── Data shown ──

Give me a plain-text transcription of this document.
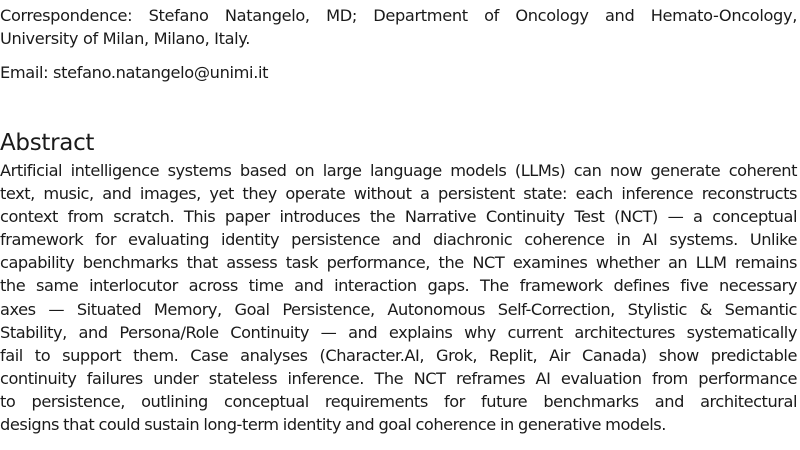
Correspondence: Stefano Natangelo, MD; Department of Oncology and Hemato-Oncology,
University of Milan, Milano, Italy.

Email: stefano.natangelo@unimi.it

Abstract

Artificial intelligence systems based on large language models (LLMs) can now generate coherent
text, music, and images, yet they operate without a persistent state: each inference reconstructs
context from scratch. This paper introduces the Narrative Continuity Test (NCT) — a conceptual
framework for evaluating identity persistence and diachronic coherence in AI systems. Unlike
capability benchmarks that assess task performance, the NCT examines whether an LLM remains
the same interlocutor across time and interaction gaps. The framework defines five necessary
axes — Situated Memory, Goal Persistence, Autonomous Self-Correction, Stylistic & Semantic
Stability, and Persona/Role Continuity — and explains why current architectures systematically
fail to support them. Case analyses (Character.AI, Grok, Replit, Air Canada) show predictable
continuity failures under stateless inference. The NCT reframes AI evaluation from performance
to persistence, outlining conceptual requirements for future benchmarks and architectural
designs that could sustain long-term identity and goal coherence in generative models.
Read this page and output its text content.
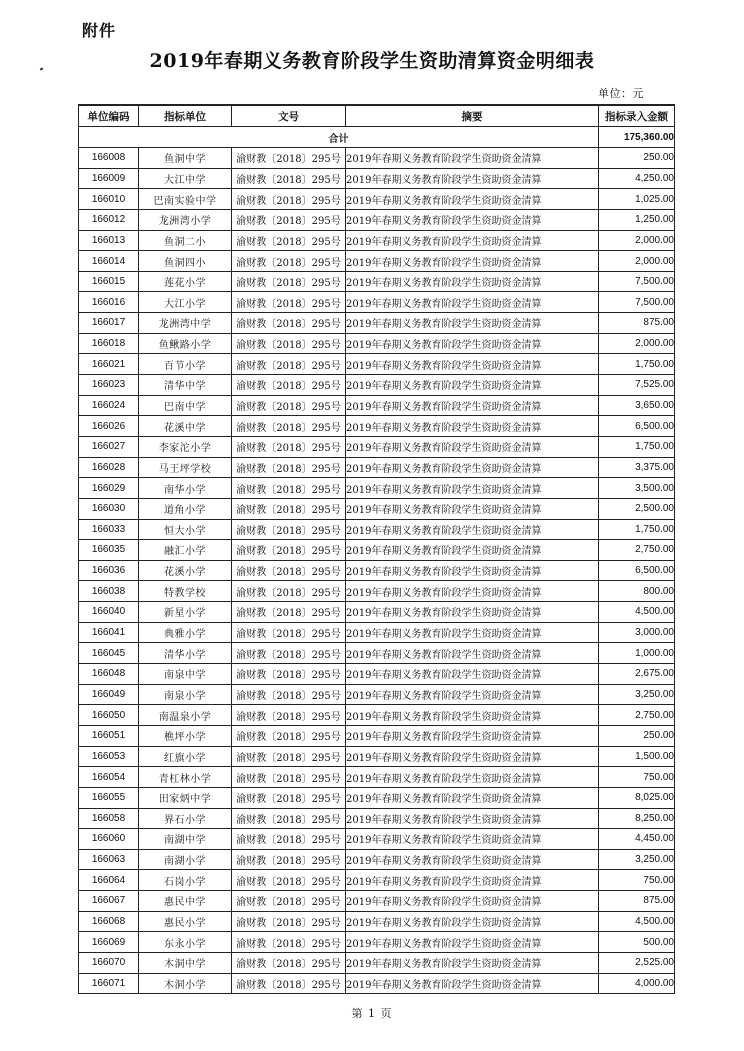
附件
2019年春期义务教育阶段学生资助清算资金明细表
单位：元
单位编码	指标单位	文号	摘要	指标录入金额
合计				175,360.00
166008	鱼洞中学	渝财教〔2018〕295号	2019年春期义务教育阶段学生资助资金清算	250.00
166009	大江中学	渝财教〔2018〕295号	2019年春期义务教育阶段学生资助资金清算	4,250.00
166010	巴南实验中学	渝财教〔2018〕295号	2019年春期义务教育阶段学生资助资金清算	1,025.00
166012	龙洲湾小学	渝财教〔2018〕295号	2019年春期义务教育阶段学生资助资金清算	1,250.00
166013	鱼洞二小	渝财教〔2018〕295号	2019年春期义务教育阶段学生资助资金清算	2,000.00
166014	鱼洞四小	渝财教〔2018〕295号	2019年春期义务教育阶段学生资助资金清算	2,000.00
166015	莲花小学	渝财教〔2018〕295号	2019年春期义务教育阶段学生资助资金清算	7,500.00
166016	大江小学	渝财教〔2018〕295号	2019年春期义务教育阶段学生资助资金清算	7,500.00
166017	龙洲湾中学	渝财教〔2018〕295号	2019年春期义务教育阶段学生资助资金清算	875.00
166018	鱼鳅路小学	渝财教〔2018〕295号	2019年春期义务教育阶段学生资助资金清算	2,000.00
166021	百节小学	渝财教〔2018〕295号	2019年春期义务教育阶段学生资助资金清算	1,750.00
166023	清华中学	渝财教〔2018〕295号	2019年春期义务教育阶段学生资助资金清算	7,525.00
166024	巴南中学	渝财教〔2018〕295号	2019年春期义务教育阶段学生资助资金清算	3,650.00
166026	花溪中学	渝财教〔2018〕295号	2019年春期义务教育阶段学生资助资金清算	6,500.00
166027	李家沱小学	渝财教〔2018〕295号	2019年春期义务教育阶段学生资助资金清算	1,750.00
166028	马王坪学校	渝财教〔2018〕295号	2019年春期义务教育阶段学生资助资金清算	3,375.00
166029	南华小学	渝财教〔2018〕295号	2019年春期义务教育阶段学生资助资金清算	3,500.00
166030	道角小学	渝财教〔2018〕295号	2019年春期义务教育阶段学生资助资金清算	2,500.00
166033	恒大小学	渝财教〔2018〕295号	2019年春期义务教育阶段学生资助资金清算	1,750.00
166035	融汇小学	渝财教〔2018〕295号	2019年春期义务教育阶段学生资助资金清算	2,750.00
166036	花溪小学	渝财教〔2018〕295号	2019年春期义务教育阶段学生资助资金清算	6,500.00
166038	特教学校	渝财教〔2018〕295号	2019年春期义务教育阶段学生资助资金清算	800.00
166040	新星小学	渝财教〔2018〕295号	2019年春期义务教育阶段学生资助资金清算	4,500.00
166041	典雅小学	渝财教〔2018〕295号	2019年春期义务教育阶段学生资助资金清算	3,000.00
166045	清华小学	渝财教〔2018〕295号	2019年春期义务教育阶段学生资助资金清算	1,000.00
166048	南泉中学	渝财教〔2018〕295号	2019年春期义务教育阶段学生资助资金清算	2,675.00
166049	南泉小学	渝财教〔2018〕295号	2019年春期义务教育阶段学生资助资金清算	3,250.00
166050	南温泉小学	渝财教〔2018〕295号	2019年春期义务教育阶段学生资助资金清算	2,750.00
166051	樵坪小学	渝财教〔2018〕295号	2019年春期义务教育阶段学生资助资金清算	250.00
166053	红旗小学	渝财教〔2018〕295号	2019年春期义务教育阶段学生资助资金清算	1,500.00
166054	青杠林小学	渝财教〔2018〕295号	2019年春期义务教育阶段学生资助资金清算	750.00
166055	田家炳中学	渝财教〔2018〕295号	2019年春期义务教育阶段学生资助资金清算	8,025.00
166058	界石小学	渝财教〔2018〕295号	2019年春期义务教育阶段学生资助资金清算	8,250.00
166060	南湖中学	渝财教〔2018〕295号	2019年春期义务教育阶段学生资助资金清算	4,450.00
166063	南湖小学	渝财教〔2018〕295号	2019年春期义务教育阶段学生资助资金清算	3,250.00
166064	石岗小学	渝财教〔2018〕295号	2019年春期义务教育阶段学生资助资金清算	750.00
166067	惠民中学	渝财教〔2018〕295号	2019年春期义务教育阶段学生资助资金清算	875.00
166068	惠民小学	渝财教〔2018〕295号	2019年春期义务教育阶段学生资助资金清算	4,500.00
166069	东永小学	渝财教〔2018〕295号	2019年春期义务教育阶段学生资助资金清算	500.00
166070	木洞中学	渝财教〔2018〕295号	2019年春期义务教育阶段学生资助资金清算	2,525.00
166071	木洞小学	渝财教〔2018〕295号	2019年春期义务教育阶段学生资助资金清算	4,000.00
第 1 页
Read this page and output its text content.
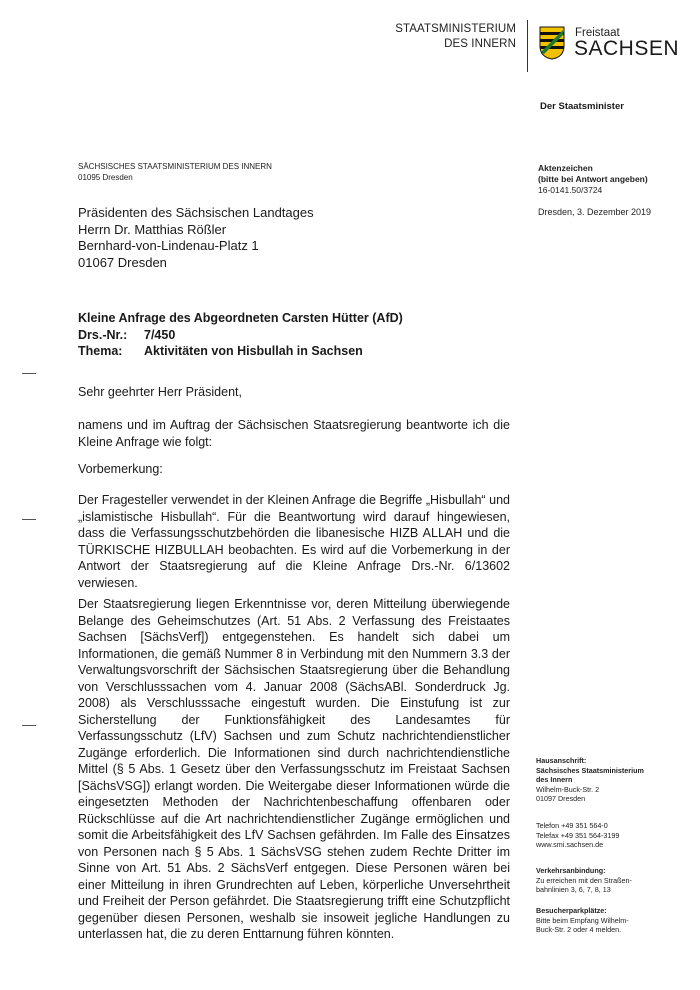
STAATSMINISTERIUM
DES INNERN
Freistaat
SACHSEN
Der Staatsminister
SÄCHSISCHES STAATSMINISTERIUM DES INNERN
01095 Dresden
Präsidenten des Sächsischen Landtages
Herrn Dr. Matthias Rößler
Bernhard-von-Lindenau-Platz 1
01067 Dresden
Aktenzeichen
(bitte bei Antwort angeben)
16-0141.50/3724
Dresden, 3. Dezember 2019
Kleine Anfrage des Abgeordneten Carsten Hütter (AfD)
Drs.-Nr.: 7/450
Thema: Aktivitäten von Hisbullah in Sachsen
Sehr geehrter Herr Präsident,
namens und im Auftrag der Sächsischen Staatsregierung beantworte ich die Kleine Anfrage wie folgt:
Vorbemerkung:
Der Fragesteller verwendet in der Kleinen Anfrage die Begriffe „Hisbullah“ und „islamistische Hisbullah“. Für die Beantwortung wird darauf hingewiesen, dass die Verfassungsschutzbehörden die libanesische HIZB ALLAH und die TÜRKISCHE HIZBULLAH beobachten. Es wird auf die Vorbemerkung in der Antwort der Staatsregierung auf die Kleine Anfrage Drs.-Nr. 6/13602 verwiesen.
Der Staatsregierung liegen Erkenntnisse vor, deren Mitteilung überwiegende Belange des Geheimschutzes (Art. 51 Abs. 2 Verfassung des Freistaates Sachsen [SächsVerf]) entgegenstehen. Es handelt sich dabei um Informationen, die gemäß Nummer 8 in Verbindung mit den Nummern 3.3 der Verwaltungsvorschrift der Sächsischen Staatsregierung über die Behandlung von Verschlusssachen vom 4. Januar 2008 (SächsABl. Sonderdruck Jg. 2008) als Verschlusssache eingestuft wurden. Die Einstufung ist zur Sicherstellung der Funktionsfähigkeit des Landesamtes für Verfassungsschutz (LfV) Sachsen und zum Schutz nachrichtendienstlicher Zugänge erforderlich. Die Informationen sind durch nachrichtendienstliche Mittel (§ 5 Abs. 1 Gesetz über den Verfassungsschutz im Freistaat Sachsen [SächsVSG]) erlangt worden. Die Weitergabe dieser Informationen würde die eingesetzten Methoden der Nachrichtenbeschaffung offenbaren oder Rückschlüsse auf die Art nachrichtendienstlicher Zugänge ermöglichen und somit die Arbeitsfähigkeit des LfV Sachsen gefährden. Im Falle des Einsatzes von Personen nach § 5 Abs. 1 SächsVSG stehen zudem Rechte Dritter im Sinne von Art. 51 Abs. 2 SächsVerf entgegen. Diese Personen wären bei einer Mitteilung in ihren Grundrechten auf Leben, körperliche Unversehrtheit und Freiheit der Person gefährdet. Die Staatsregierung trifft eine Schutzpflicht gegenüber diesen Personen, weshalb sie insoweit jegliche Handlungen zu unterlassen hat, die zu deren Enttarnung führen könnten.
Hausanschrift:
Sächsisches Staatsministerium
des Innern
Wilhelm-Buck-Str. 2
01097 Dresden
Telefon +49 351 564-0
Telefax +49 351 564-3199
www.smi.sachsen.de
Verkehrsanbindung:
Zu erreichen mit den Straßen-
bahnlinien 3, 6, 7, 8, 13
Besucherparkplätze:
Bitte beim Empfang Wilhelm-
Buck-Str. 2 oder 4 melden.
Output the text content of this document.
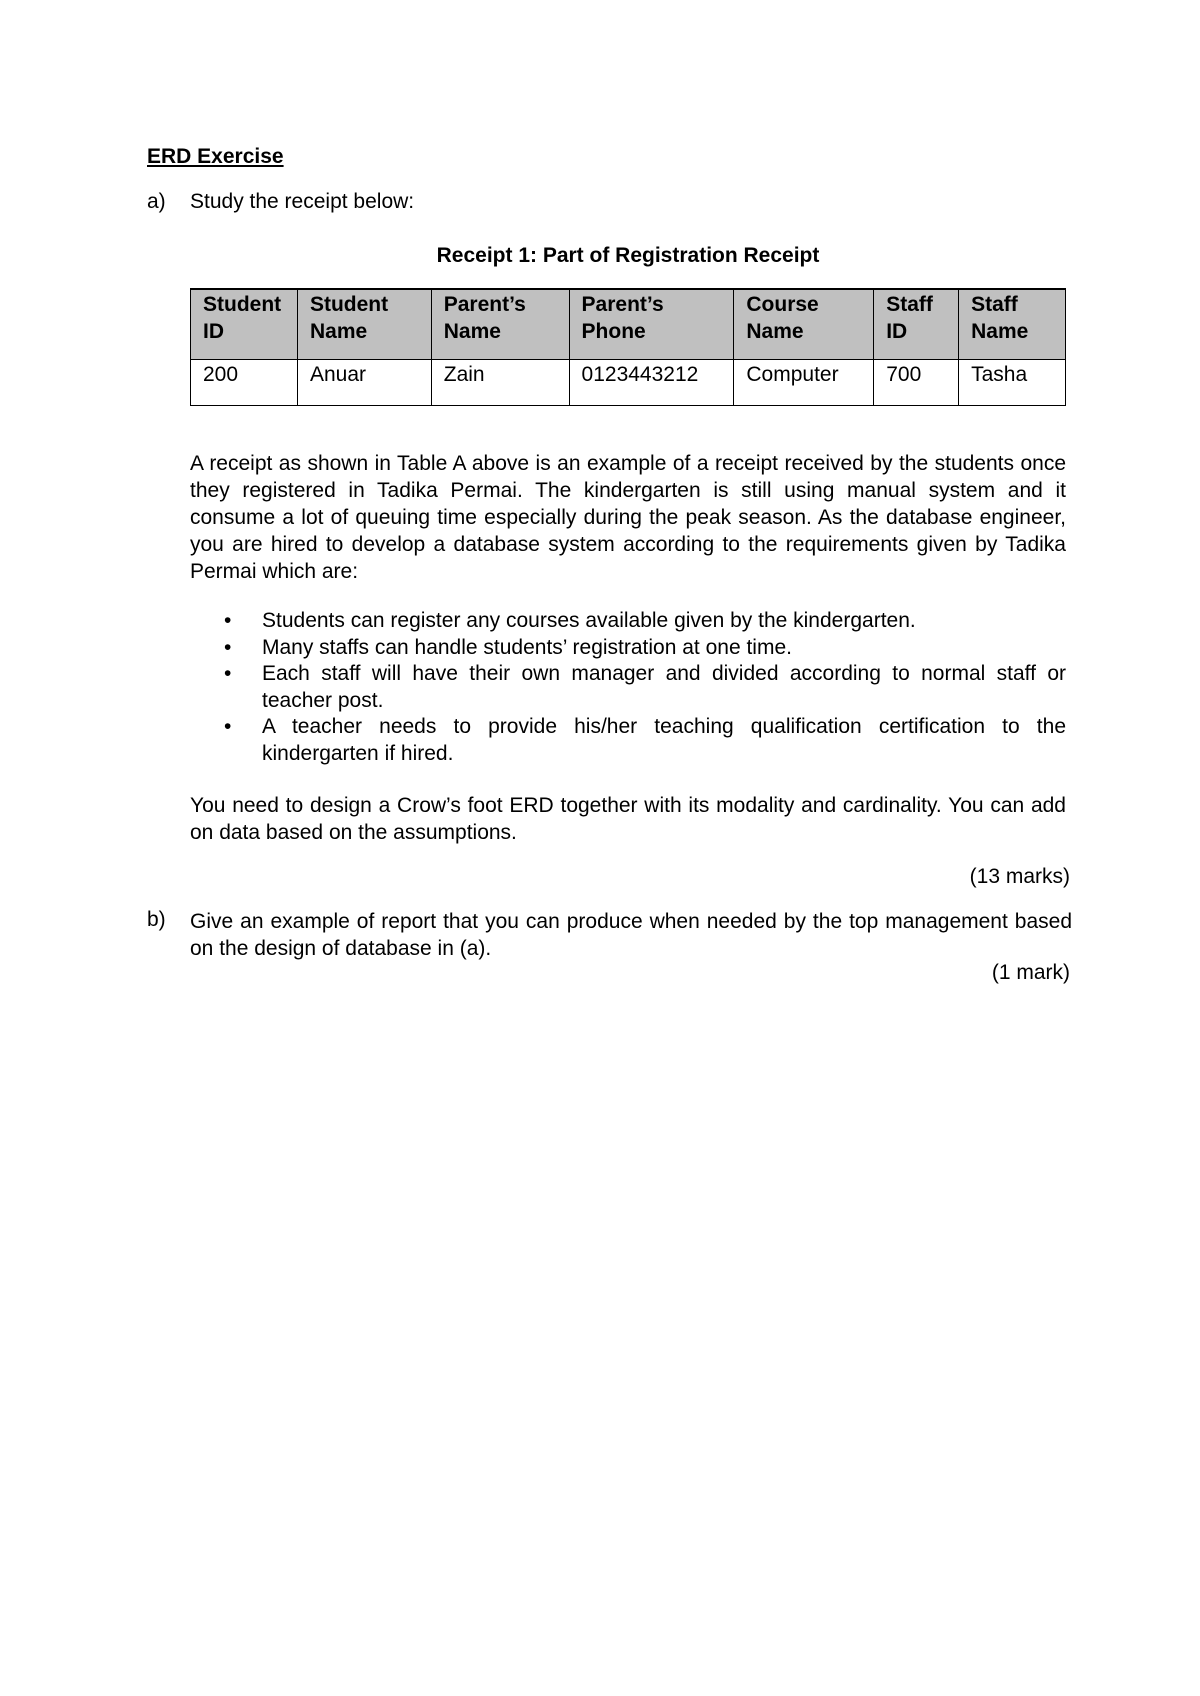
ERD Exercise
a) Study the receipt below:
Receipt 1: Part of Registration Receipt
Student ID	Student Name	Parent’s Name	Parent’s Phone	Course Name	Staff ID	Staff Name
200	Anuar	Zain	0123443212	Computer	700	Tasha

A receipt as shown in Table A above is an example of a receipt received by the students once they registered in Tadika Permai. The kindergarten is still using manual system and it consume a lot of queuing time especially during the peak season. As the database engineer, you are hired to develop a database system according to the requirements given by Tadika Permai which are:

• Students can register any courses available given by the kindergarten.
• Many staffs can handle students’ registration at one time.
• Each staff will have their own manager and divided according to normal staff or teacher post.
• A teacher needs to provide his/her teaching qualification certification to the kindergarten if hired.

You need to design a Crow’s foot ERD together with its modality and cardinality. You can add on data based on the assumptions.

(13 marks)
b) Give an example of report that you can produce when needed by the top management based on the design of database in (a).

(1 mark)
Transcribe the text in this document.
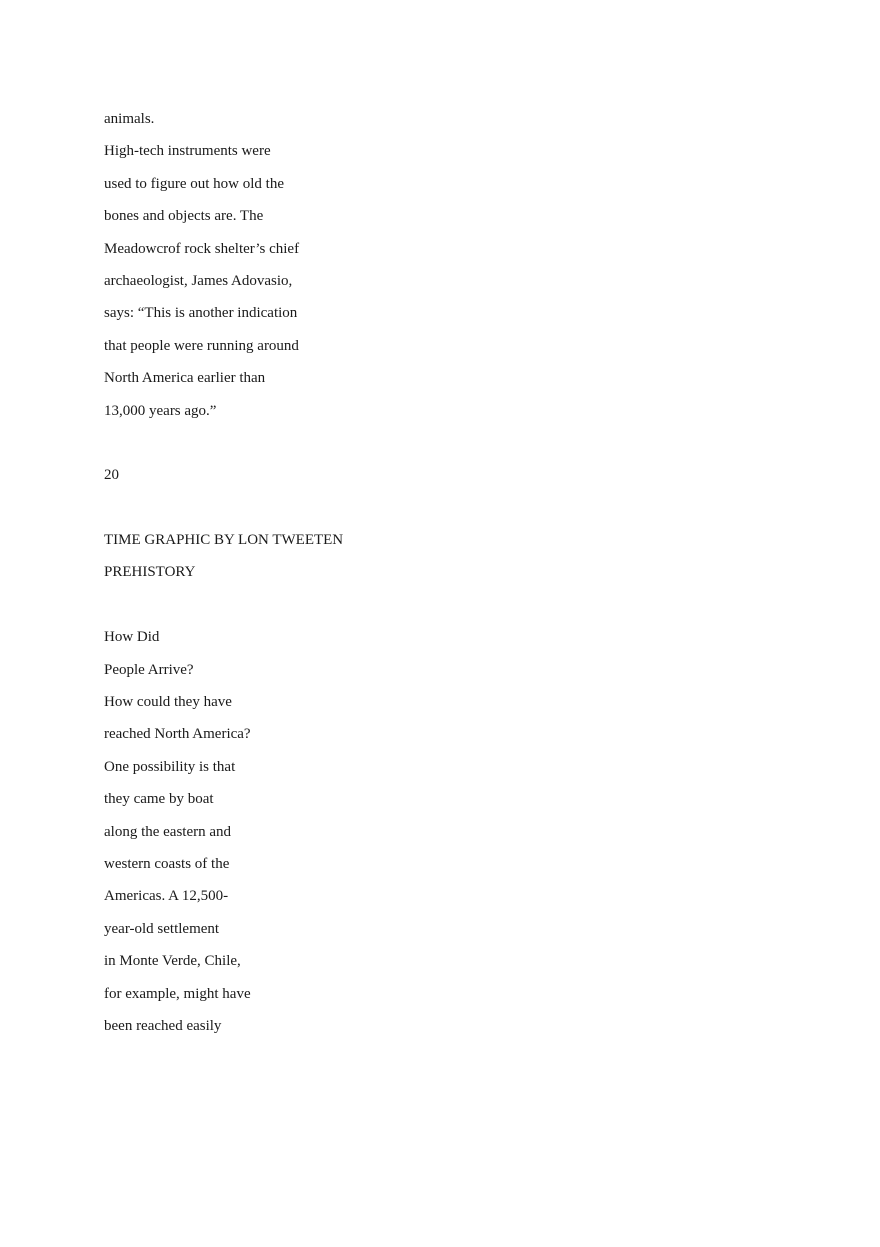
animals.
High-tech instruments were
used to figure out how old the
bones and objects are. The
Meadowcrof rock shelter’s chief
archaeologist, James Adovasio,
says: “This is another indication
that people were running around
North America earlier than
13,000 years ago.”
20
TIME GRAPHIC BY LON TWEETEN
PREHISTORY
How Did
People Arrive?
How could they have
reached North America?
One possibility is that
they came by boat
along the eastern and
western coasts of the
Americas. A 12,500-
year-old settlement
in Monte Verde, Chile,
for example, might have
been reached easily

───

_Task prompt_: Take the line containing "Transcribe the text in this document." through the last line of the material and retype exactly those lines, both ends included, with no pictures.

_Problem solution_:
Transcribe the text in this document.
animals.
High-tech instruments were
used to figure out how old the
bones and objects are. The
Meadowcrof rock shelter’s chief
archaeologist, James Adovasio,
says: “This is another indication
that people were running around
North America earlier than
13,000 years ago.”
20
TIME GRAPHIC BY LON TWEETEN
PREHISTORY
How Did
People Arrive?
How could they have
reached North America?
One possibility is that
they came by boat
along the eastern and
western coasts of the
Americas. A 12,500-
year-old settlement
in Monte Verde, Chile,
for example, might have
been reached easily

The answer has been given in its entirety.